Recorded data
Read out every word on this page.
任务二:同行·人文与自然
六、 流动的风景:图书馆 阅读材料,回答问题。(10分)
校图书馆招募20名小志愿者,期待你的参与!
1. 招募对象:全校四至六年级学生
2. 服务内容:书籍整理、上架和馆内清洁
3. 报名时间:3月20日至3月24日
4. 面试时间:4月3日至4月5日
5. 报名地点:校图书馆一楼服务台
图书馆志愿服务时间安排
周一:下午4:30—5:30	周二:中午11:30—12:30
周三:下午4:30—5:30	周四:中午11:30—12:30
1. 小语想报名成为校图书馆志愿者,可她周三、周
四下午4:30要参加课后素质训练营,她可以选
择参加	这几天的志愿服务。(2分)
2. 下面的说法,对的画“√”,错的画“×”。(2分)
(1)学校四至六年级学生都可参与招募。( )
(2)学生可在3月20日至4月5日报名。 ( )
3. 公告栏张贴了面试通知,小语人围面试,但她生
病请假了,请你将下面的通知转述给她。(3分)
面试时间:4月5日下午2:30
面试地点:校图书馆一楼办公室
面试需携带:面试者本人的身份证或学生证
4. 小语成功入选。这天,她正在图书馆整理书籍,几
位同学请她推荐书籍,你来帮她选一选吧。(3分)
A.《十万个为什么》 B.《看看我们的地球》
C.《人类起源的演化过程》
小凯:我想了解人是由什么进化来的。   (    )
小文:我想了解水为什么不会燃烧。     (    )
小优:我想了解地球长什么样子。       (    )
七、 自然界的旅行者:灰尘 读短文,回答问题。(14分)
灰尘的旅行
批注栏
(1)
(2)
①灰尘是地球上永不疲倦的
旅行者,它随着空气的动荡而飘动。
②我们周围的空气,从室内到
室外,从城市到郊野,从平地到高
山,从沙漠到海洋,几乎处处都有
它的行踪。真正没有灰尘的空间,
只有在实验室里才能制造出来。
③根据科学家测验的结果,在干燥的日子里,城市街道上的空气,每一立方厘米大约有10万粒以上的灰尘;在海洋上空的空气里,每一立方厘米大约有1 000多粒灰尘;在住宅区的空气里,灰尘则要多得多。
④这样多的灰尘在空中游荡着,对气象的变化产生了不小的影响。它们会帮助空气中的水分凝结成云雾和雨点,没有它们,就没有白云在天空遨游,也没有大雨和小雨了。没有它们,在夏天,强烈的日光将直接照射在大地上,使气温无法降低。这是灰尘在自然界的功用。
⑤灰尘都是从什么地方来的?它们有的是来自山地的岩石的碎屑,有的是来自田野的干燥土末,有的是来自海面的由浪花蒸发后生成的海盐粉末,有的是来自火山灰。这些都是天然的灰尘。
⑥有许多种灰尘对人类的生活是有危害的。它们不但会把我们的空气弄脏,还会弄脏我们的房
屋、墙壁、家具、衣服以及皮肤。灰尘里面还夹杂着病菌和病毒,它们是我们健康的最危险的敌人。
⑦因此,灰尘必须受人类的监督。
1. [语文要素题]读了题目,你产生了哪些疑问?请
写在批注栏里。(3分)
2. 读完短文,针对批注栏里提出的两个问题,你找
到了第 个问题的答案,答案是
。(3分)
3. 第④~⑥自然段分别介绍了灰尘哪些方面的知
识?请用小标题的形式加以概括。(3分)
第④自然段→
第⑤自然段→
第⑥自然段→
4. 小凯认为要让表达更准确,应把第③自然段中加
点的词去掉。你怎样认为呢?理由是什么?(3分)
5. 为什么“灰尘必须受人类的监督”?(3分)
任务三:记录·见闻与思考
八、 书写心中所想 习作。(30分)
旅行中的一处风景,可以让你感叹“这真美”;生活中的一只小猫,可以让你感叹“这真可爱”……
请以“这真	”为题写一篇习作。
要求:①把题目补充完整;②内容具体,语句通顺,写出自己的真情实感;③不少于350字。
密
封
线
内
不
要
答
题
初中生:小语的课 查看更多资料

- REQUIRED TASK: From the entries above, copy out every line where the string "回答问题" appears.

- TASK RESPONSE:
六、 流动的风景:图书馆 阅读材料,回答问题。(10分)
七、 自然界的旅行者:灰尘 读短文,回答问题。(14分)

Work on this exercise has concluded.